__Provided entries__
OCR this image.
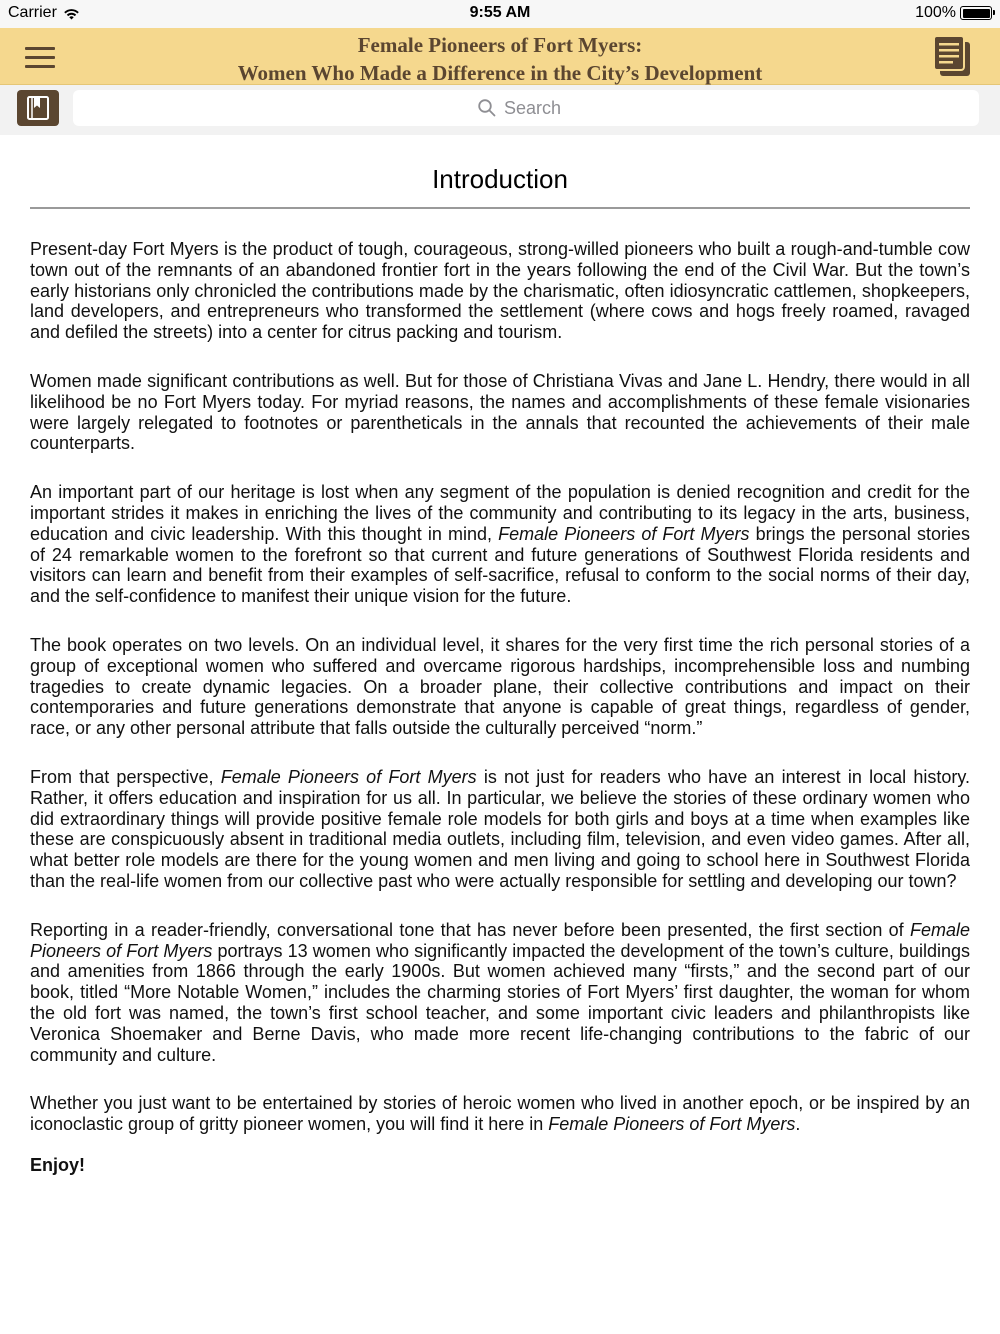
Carrier	9:55 AM	100%
Female Pioneers of Fort Myers:
Women Who Made a Difference in the City’s Development
Search
Introduction

Present-day Fort Myers is the product of tough, courageous, strong-willed pioneers who built a rough-and-tumble cow town out of the remnants of an abandoned frontier fort in the years following the end of the Civil War. But the town’s early historians only chronicled the contributions made by the charismatic, often idiosyncratic cattlemen, shopkeepers, land developers, and entrepreneurs who transformed the settlement (where cows and hogs freely roamed, ravaged and defiled the streets) into a center for citrus packing and tourism.

Women made significant contributions as well. But for those of Christiana Vivas and Jane L. Hendry, there would in all likelihood be no Fort Myers today. For myriad reasons, the names and accomplishments of these female visionaries were largely relegated to footnotes or parentheticals in the annals that recounted the achievements of their male counterparts.

An important part of our heritage is lost when any segment of the population is denied recognition and credit for the important strides it makes in enriching the lives of the community and contributing to its legacy in the arts, business, education and civic leadership. With this thought in mind, Female Pioneers of Fort Myers brings the personal stories of 24 remarkable women to the forefront so that current and future generations of Southwest Florida residents and visitors can learn and benefit from their examples of self-sacrifice, refusal to conform to the social norms of their day, and the self-confidence to manifest their unique vision for the future.

The book operates on two levels. On an individual level, it shares for the very first time the rich personal stories of a group of exceptional women who suffered and overcame rigorous hardships, incomprehensible loss and numbing tragedies to create dynamic legacies. On a broader plane, their collective contributions and impact on their contemporaries and future generations demonstrate that anyone is capable of great things, regardless of gender, race, or any other personal attribute that falls outside the culturally perceived “norm.”

From that perspective, Female Pioneers of Fort Myers is not just for readers who have an interest in local history. Rather, it offers education and inspiration for us all. In particular, we believe the stories of these ordinary women who did extraordinary things will provide positive female role models for both girls and boys at a time when examples like these are conspicuously absent in traditional media outlets, including film, television, and even video games. After all, what better role models are there for the young women and men living and going to school here in Southwest Florida than the real-life women from our collective past who were actually responsible for settling and developing our town?

Reporting in a reader-friendly, conversational tone that has never before been presented, the first section of Female Pioneers of Fort Myers portrays 13 women who significantly impacted the development of the town’s culture, buildings and amenities from 1866 through the early 1900s. But women achieved many “firsts,” and the second part of our book, titled “More Notable Women,” includes the charming stories of Fort Myers’ first daughter, the woman for whom the old fort was named, the town’s first school teacher, and some important civic leaders and philanthropists like Veronica Shoemaker and Berne Davis, who made more recent life-changing contributions to the fabric of our community and culture.

Whether you just want to be entertained by stories of heroic women who lived in another epoch, or be inspired by an iconoclastic group of gritty pioneer women, you will find it here in Female Pioneers of Fort Myers.

Enjoy!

__Given request__
Repeat each entry above word for word, leaving every picture out.

__Task solution__
OCR this image.
Carrier	9:55 AM	100%
Female Pioneers of Fort Myers:
Women Who Made a Difference in the City’s Development
Search
Introduction

Present-day Fort Myers is the product of tough, courageous, strong-willed pioneers who built a rough-and-tumble cow town out of the remnants of an abandoned frontier fort in the years following the end of the Civil War. But the town’s early historians only chronicled the contributions made by the charismatic, often idiosyncratic cattlemen, shopkeepers, land developers, and entrepreneurs who transformed the settlement (where cows and hogs freely roamed, ravaged and defiled the streets) into a center for citrus packing and tourism.

Women made significant contributions as well. But for those of Christiana Vivas and Jane L. Hendry, there would in all likelihood be no Fort Myers today. For myriad reasons, the names and accomplishments of these female visionaries were largely relegated to footnotes or parentheticals in the annals that recounted the achievements of their male counterparts.

An important part of our heritage is lost when any segment of the population is denied recognition and credit for the important strides it makes in enriching the lives of the community and contributing to its legacy in the arts, business, education and civic leadership. With this thought in mind, Female Pioneers of Fort Myers brings the personal stories of 24 remarkable women to the forefront so that current and future generations of Southwest Florida residents and visitors can learn and benefit from their examples of self-sacrifice, refusal to conform to the social norms of their day, and the self-confidence to manifest their unique vision for the future.

The book operates on two levels. On an individual level, it shares for the very first time the rich personal stories of a group of exceptional women who suffered and overcame rigorous hardships, incomprehensible loss and numbing tragedies to create dynamic legacies. On a broader plane, their collective contributions and impact on their contemporaries and future generations demonstrate that anyone is capable of great things, regardless of gender, race, or any other personal attribute that falls outside the culturally perceived “norm.”

From that perspective, Female Pioneers of Fort Myers is not just for readers who have an interest in local history. Rather, it offers education and inspiration for us all. In particular, we believe the stories of these ordinary women who did extraordinary things will provide positive female role models for both girls and boys at a time when examples like these are conspicuously absent in traditional media outlets, including film, television, and even video games. After all, what better role models are there for the young women and men living and going to school here in Southwest Florida than the real-life women from our collective past who were actually responsible for settling and developing our town?

Reporting in a reader-friendly, conversational tone that has never before been presented, the first section of Female Pioneers of Fort Myers portrays 13 women who significantly impacted the development of the town’s culture, buildings and amenities from 1866 through the early 1900s. But women achieved many “firsts,” and the second part of our book, titled “More Notable Women,” includes the charming stories of Fort Myers’ first daughter, the woman for whom the old fort was named, the town’s first school teacher, and some important civic leaders and philanthropists like Veronica Shoemaker and Berne Davis, who made more recent life-changing contributions to the fabric of our community and culture.

Whether you just want to be entertained by stories of heroic women who lived in another epoch, or be inspired by an iconoclastic group of gritty pioneer women, you will find it here in Female Pioneers of Fort Myers.

Enjoy!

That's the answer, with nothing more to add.